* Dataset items
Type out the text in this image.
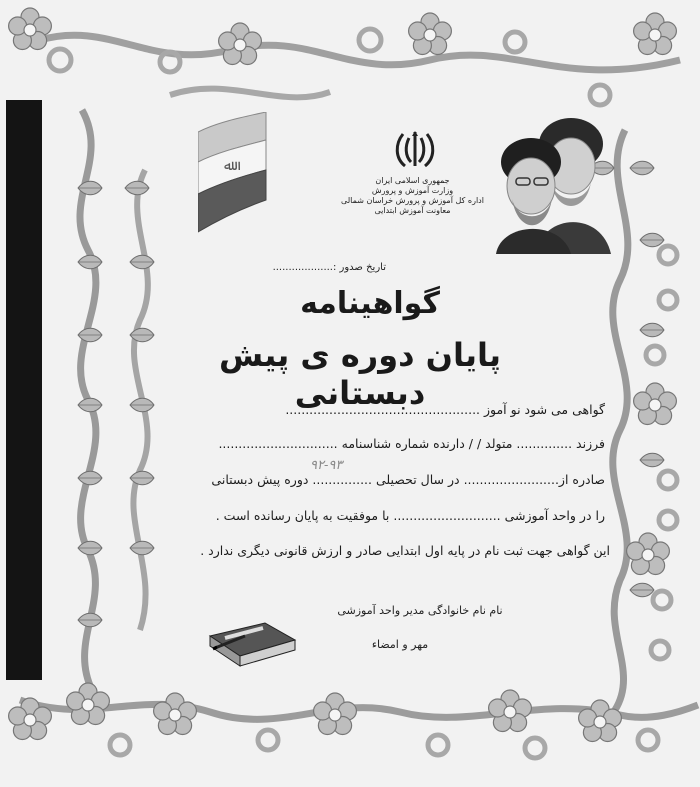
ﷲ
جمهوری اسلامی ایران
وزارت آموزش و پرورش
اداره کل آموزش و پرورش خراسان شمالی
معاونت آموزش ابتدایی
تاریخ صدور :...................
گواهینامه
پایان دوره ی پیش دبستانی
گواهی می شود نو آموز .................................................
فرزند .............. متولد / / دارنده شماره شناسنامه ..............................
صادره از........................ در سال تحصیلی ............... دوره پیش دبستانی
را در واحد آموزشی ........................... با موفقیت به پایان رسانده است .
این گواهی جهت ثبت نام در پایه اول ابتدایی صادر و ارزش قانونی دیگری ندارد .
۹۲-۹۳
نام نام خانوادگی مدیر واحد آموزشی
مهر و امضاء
---
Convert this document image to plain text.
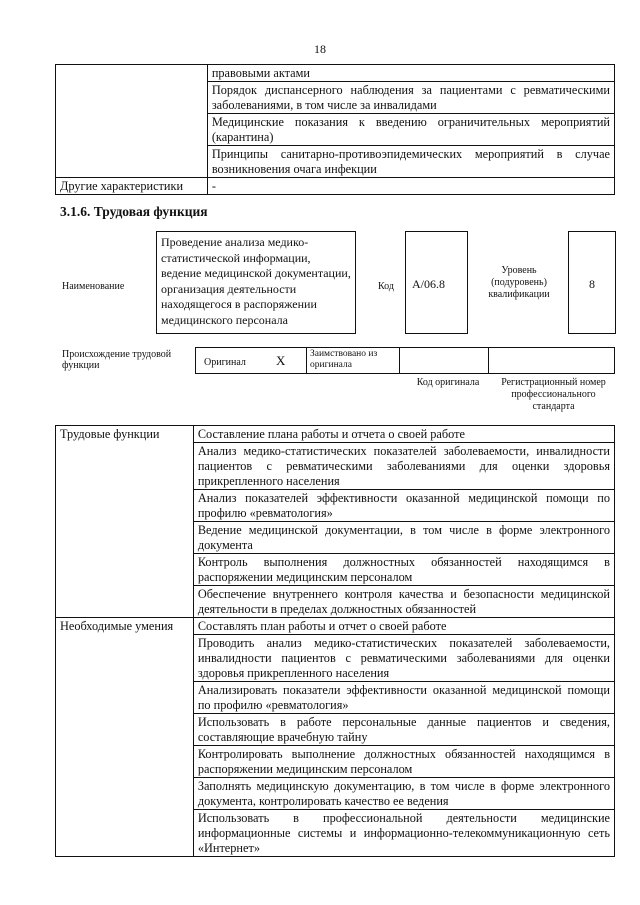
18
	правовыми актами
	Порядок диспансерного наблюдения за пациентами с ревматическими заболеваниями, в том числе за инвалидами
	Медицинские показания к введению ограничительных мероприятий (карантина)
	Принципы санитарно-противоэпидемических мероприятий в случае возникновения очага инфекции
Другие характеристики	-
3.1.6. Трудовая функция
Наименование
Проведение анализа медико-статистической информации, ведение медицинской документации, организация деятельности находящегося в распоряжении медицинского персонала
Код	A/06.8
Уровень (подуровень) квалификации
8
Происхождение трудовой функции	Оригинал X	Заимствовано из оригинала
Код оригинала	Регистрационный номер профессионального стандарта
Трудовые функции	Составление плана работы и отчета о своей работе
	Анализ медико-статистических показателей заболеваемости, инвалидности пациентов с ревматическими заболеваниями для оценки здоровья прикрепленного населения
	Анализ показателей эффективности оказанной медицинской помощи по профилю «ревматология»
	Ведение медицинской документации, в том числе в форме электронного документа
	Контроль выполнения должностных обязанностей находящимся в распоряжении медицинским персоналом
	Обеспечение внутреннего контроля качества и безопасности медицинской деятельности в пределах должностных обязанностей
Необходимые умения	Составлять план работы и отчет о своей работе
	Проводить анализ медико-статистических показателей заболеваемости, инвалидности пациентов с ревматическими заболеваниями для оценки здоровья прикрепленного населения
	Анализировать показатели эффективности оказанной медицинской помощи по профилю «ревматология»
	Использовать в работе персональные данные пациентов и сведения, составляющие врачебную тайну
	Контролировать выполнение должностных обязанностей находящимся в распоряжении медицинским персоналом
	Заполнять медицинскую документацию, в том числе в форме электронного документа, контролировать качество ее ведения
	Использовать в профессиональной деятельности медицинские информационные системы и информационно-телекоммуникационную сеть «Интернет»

* Task prompt
Copy each line in the data that holds the word "своей".

* Result for this task
Трудовые функции	Составление плана работы и отчета о своей работе
Необходимые умения	Составлять план работы и отчет о своей работе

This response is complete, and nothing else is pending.